* Required task
From the listing below, pull out the lines that hold "уведомление".

* begin *

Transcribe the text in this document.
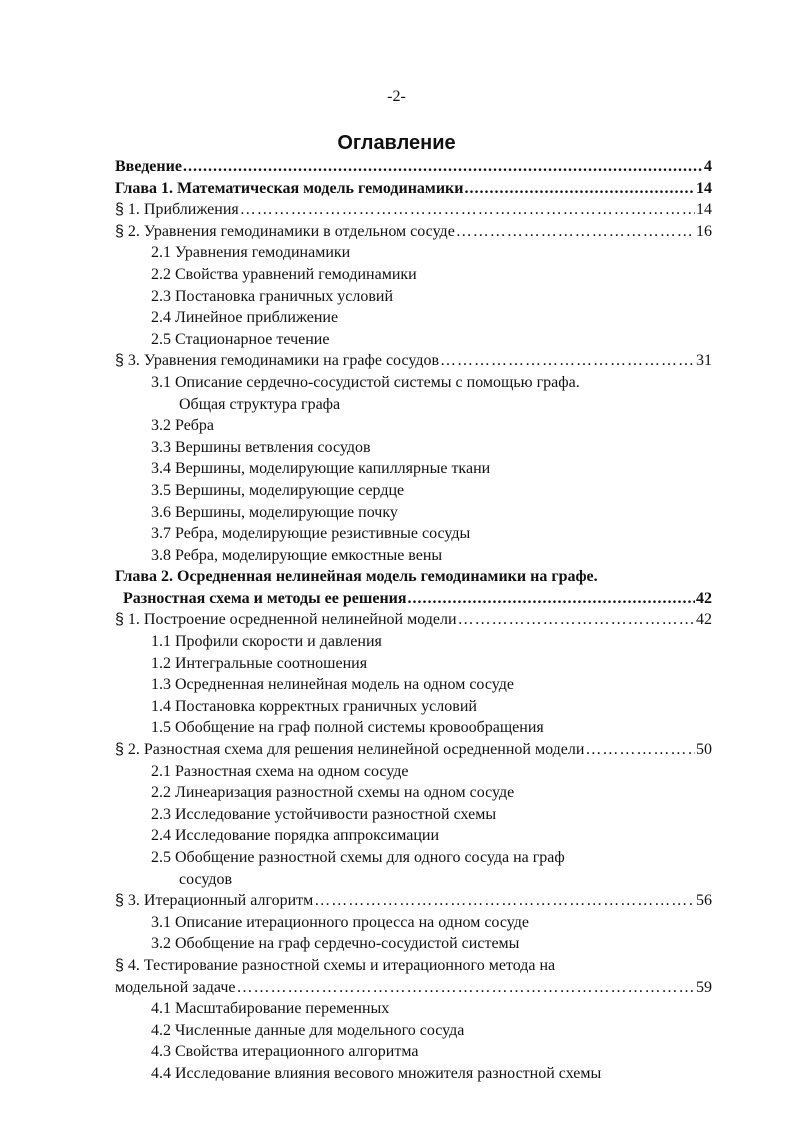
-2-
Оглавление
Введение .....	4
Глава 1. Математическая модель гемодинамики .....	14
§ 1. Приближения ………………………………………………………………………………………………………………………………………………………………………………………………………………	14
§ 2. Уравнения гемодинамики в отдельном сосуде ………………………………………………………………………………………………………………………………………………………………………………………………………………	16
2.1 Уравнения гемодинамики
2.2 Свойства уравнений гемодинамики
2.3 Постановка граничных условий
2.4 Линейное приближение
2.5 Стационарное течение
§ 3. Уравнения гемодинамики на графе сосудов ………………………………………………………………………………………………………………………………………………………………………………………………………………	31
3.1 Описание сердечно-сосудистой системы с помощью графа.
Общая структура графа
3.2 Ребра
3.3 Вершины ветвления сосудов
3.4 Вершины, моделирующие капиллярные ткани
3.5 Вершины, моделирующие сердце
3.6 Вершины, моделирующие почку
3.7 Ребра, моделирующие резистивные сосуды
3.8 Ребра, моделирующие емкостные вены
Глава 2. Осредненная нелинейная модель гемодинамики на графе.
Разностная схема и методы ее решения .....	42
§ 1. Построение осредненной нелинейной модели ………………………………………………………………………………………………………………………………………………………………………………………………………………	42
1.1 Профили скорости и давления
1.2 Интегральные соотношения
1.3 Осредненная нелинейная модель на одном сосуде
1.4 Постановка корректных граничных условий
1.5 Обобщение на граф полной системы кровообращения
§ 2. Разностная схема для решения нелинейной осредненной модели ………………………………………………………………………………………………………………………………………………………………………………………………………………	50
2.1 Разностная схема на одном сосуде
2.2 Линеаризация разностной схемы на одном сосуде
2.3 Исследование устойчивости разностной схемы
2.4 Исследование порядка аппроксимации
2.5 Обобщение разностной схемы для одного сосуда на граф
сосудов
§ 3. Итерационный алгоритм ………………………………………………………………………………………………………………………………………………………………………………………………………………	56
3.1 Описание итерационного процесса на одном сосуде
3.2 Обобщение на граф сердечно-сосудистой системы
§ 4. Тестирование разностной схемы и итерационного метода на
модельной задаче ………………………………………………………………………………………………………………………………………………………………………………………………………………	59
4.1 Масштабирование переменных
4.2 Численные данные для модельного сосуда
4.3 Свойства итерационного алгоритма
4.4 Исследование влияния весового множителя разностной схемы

* end *
* begin *

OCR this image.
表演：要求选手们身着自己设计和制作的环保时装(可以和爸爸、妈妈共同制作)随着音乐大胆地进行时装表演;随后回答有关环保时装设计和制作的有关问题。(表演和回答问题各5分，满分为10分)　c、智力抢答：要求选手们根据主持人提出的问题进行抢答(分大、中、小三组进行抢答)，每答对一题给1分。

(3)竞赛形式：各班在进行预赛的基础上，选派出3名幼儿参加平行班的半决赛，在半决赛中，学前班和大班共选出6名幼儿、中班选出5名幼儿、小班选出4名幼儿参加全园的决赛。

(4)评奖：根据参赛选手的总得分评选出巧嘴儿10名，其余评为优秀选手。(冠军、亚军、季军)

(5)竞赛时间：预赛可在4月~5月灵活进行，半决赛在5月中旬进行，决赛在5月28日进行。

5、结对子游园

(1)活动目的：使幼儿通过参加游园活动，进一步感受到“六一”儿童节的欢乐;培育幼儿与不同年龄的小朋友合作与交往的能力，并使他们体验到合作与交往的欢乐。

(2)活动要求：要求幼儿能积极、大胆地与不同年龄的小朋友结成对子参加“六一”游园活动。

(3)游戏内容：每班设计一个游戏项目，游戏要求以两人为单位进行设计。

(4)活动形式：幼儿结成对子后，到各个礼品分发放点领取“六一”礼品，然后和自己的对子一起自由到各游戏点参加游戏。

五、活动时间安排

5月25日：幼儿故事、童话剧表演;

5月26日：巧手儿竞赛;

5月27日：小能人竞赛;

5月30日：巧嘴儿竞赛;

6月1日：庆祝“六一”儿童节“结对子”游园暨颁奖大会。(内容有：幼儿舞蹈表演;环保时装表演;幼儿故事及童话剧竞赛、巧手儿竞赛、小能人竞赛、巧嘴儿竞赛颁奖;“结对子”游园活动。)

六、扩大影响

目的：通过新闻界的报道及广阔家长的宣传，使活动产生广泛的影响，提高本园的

* end *
* begin *

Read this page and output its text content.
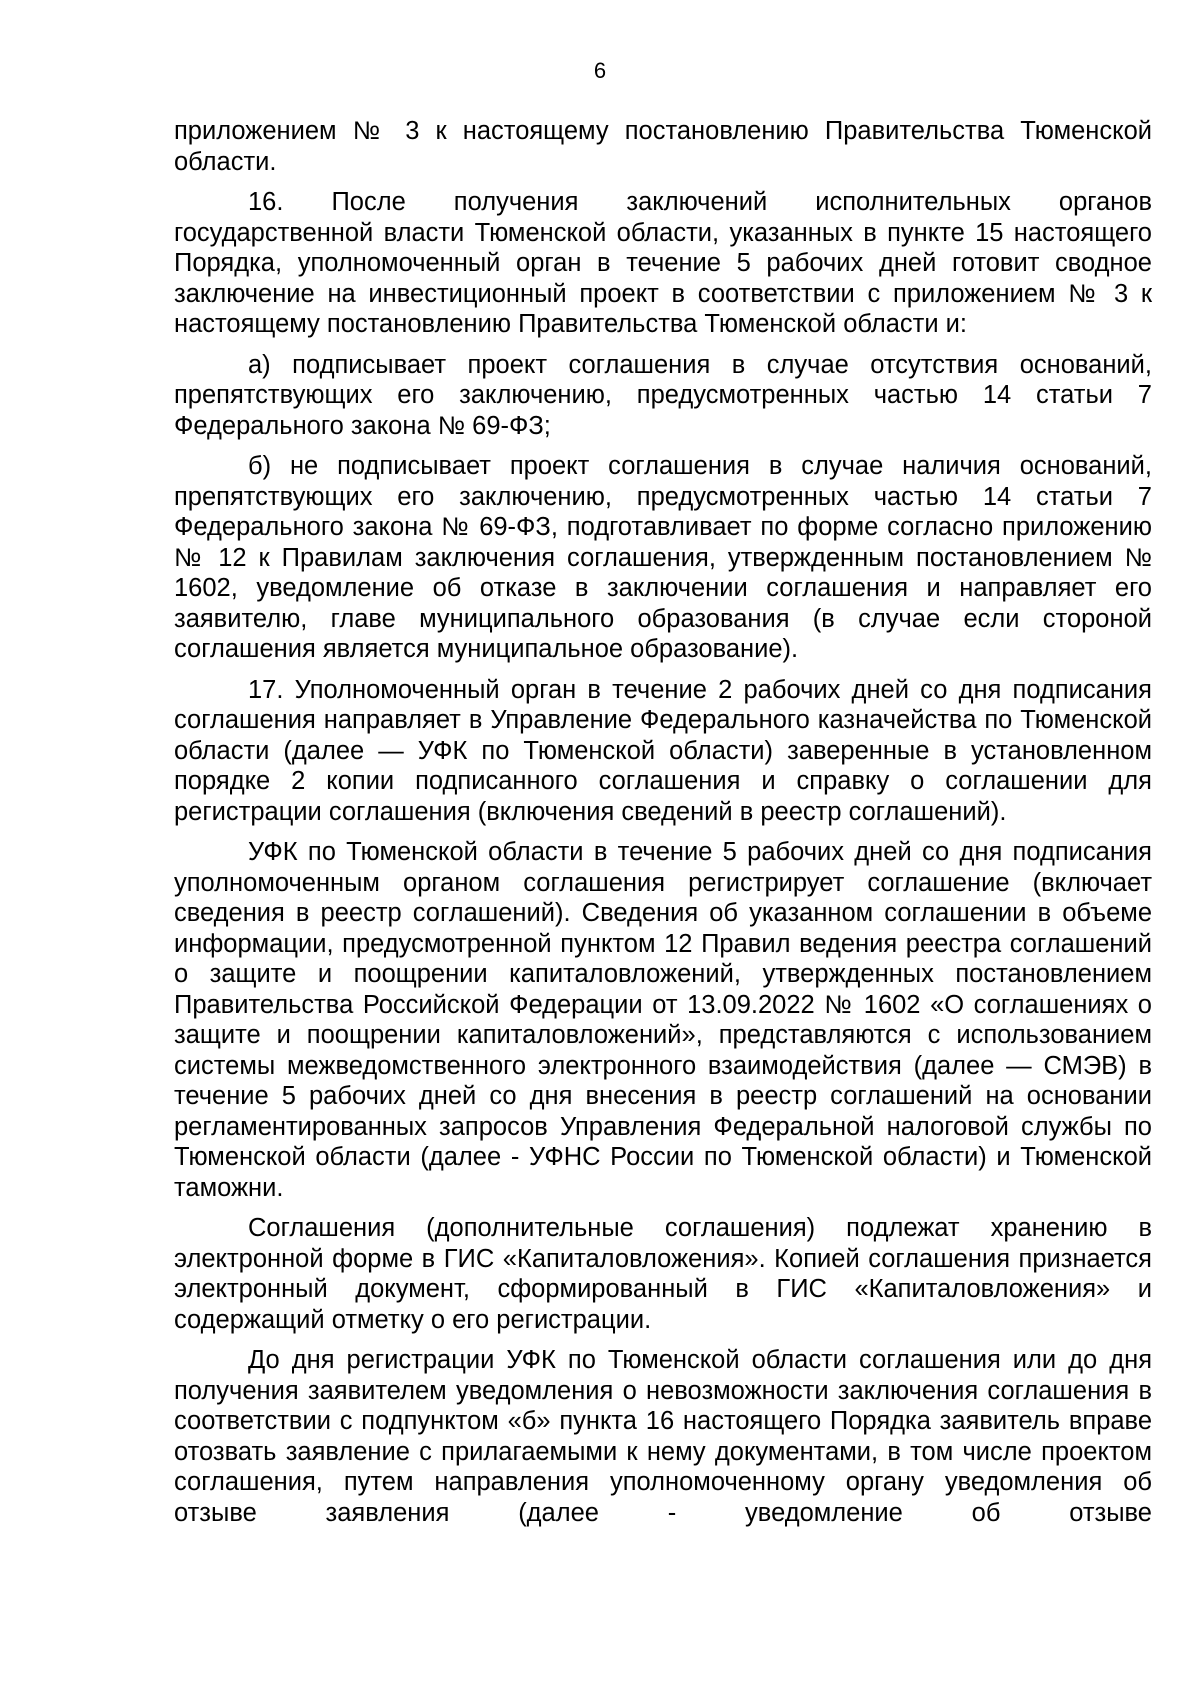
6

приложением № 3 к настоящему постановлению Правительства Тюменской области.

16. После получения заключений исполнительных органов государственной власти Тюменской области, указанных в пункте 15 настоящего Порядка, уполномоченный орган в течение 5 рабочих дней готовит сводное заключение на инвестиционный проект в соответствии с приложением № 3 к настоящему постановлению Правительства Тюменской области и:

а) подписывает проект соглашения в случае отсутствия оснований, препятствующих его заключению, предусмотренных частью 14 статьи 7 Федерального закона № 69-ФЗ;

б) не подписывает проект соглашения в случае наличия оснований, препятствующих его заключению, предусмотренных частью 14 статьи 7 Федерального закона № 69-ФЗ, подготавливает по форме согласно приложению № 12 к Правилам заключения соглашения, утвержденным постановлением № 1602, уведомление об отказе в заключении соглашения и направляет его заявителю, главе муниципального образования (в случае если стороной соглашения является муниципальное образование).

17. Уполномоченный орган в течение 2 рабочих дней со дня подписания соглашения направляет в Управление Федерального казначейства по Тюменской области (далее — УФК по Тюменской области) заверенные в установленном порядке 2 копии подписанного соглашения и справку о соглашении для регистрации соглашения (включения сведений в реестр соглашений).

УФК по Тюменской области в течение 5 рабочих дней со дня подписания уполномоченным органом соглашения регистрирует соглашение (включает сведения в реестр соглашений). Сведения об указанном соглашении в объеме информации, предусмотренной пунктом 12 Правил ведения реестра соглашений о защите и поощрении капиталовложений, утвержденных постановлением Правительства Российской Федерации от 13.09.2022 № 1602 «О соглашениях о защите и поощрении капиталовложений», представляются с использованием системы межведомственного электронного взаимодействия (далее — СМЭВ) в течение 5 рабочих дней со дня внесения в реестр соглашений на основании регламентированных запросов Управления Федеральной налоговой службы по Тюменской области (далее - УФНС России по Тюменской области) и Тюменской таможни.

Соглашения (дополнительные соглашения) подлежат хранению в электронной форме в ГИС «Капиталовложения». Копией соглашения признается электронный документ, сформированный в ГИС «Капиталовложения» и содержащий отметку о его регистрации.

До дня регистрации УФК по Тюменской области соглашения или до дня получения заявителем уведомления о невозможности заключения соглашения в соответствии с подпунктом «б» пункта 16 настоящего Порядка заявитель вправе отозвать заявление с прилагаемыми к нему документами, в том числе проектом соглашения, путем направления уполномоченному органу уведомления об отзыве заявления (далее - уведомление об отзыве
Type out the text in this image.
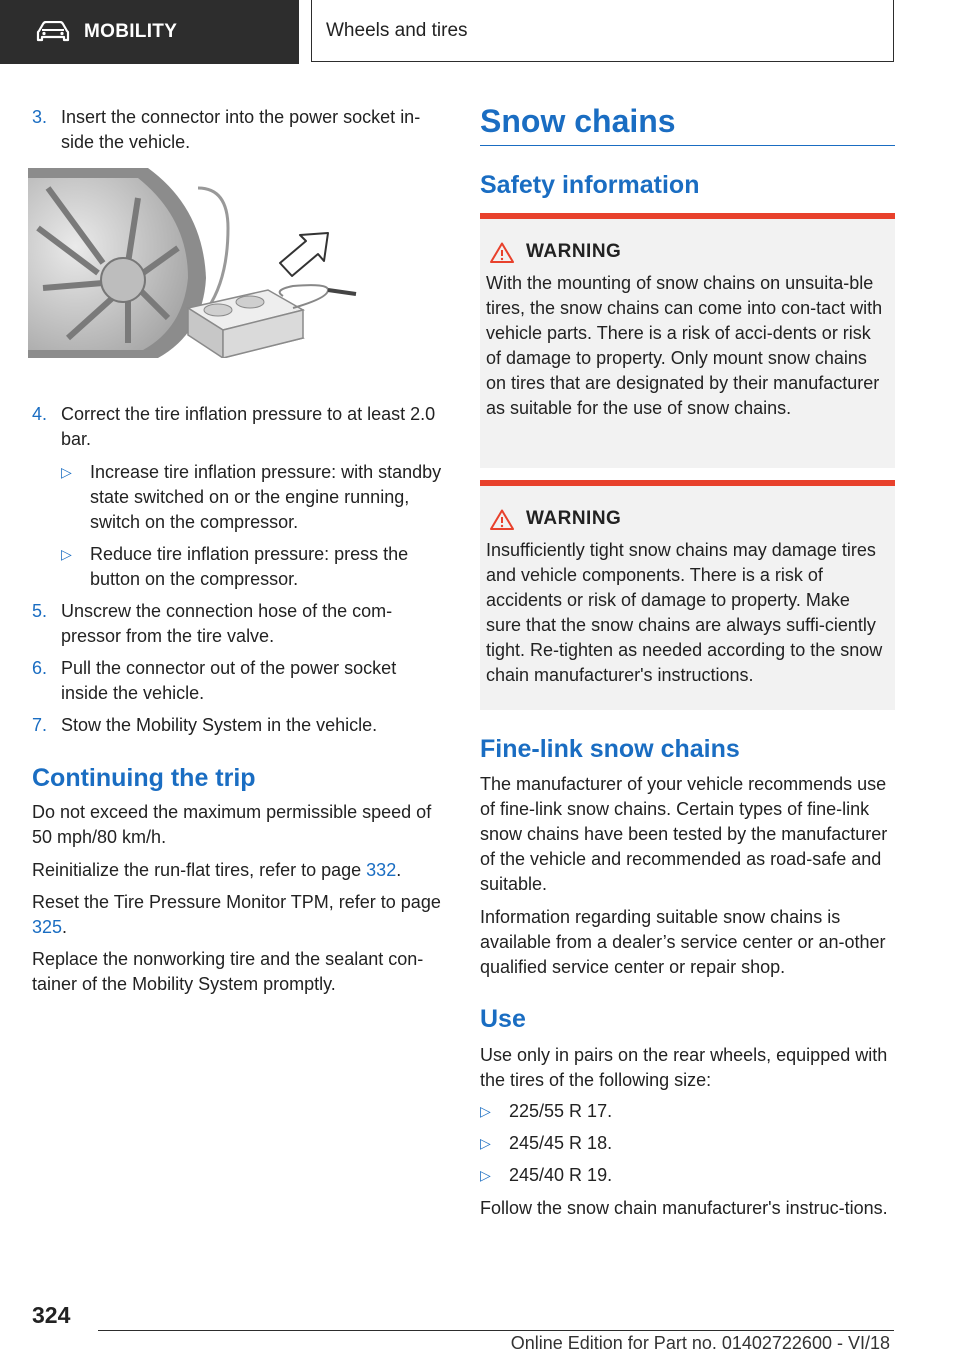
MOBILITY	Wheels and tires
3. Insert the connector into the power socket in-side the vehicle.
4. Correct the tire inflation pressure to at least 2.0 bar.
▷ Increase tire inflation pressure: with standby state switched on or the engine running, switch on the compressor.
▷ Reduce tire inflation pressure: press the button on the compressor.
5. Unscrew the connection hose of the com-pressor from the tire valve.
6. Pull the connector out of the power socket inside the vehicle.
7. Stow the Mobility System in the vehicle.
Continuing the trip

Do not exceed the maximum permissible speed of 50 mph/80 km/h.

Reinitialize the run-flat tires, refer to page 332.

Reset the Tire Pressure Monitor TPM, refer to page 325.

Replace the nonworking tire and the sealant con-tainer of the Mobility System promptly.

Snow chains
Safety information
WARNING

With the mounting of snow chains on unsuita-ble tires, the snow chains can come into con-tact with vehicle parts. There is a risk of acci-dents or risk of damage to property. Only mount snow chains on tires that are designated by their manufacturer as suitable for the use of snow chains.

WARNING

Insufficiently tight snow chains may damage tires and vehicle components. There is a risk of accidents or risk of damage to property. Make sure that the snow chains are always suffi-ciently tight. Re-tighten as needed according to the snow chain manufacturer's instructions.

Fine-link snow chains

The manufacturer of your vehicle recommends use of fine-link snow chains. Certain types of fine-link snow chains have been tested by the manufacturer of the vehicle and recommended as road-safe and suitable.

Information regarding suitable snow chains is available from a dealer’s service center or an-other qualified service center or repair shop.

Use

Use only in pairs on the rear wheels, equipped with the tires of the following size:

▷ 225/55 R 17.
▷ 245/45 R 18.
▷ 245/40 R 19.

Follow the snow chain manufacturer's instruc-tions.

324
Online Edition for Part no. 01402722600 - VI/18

* end *

* The result
б) не подписывает проект соглашения в случае наличия оснований, препятствующих его заключению, предусмотренных частью 14 статьи 7 Федерального закона № 69-ФЗ, подготавливает по форме согласно приложению № 12 к Правилам заключения соглашения, утвержденным постановлением № 1602, уведомление об отказе в заключении соглашения и направляет его заявителю, главе муниципального образования (в случае если стороной соглашения является муниципальное образование).
До дня регистрации УФК по Тюменской области соглашения или до дня получения заявителем уведомления о невозможности заключения соглашения в соответствии с подпунктом «б» пункта 16 настоящего Порядка заявитель вправе отозвать заявление с прилагаемыми к нему документами, в том числе проектом соглашения, путем направления уполномоченному органу уведомления об отзыве заявления (далее - уведомление об отзыве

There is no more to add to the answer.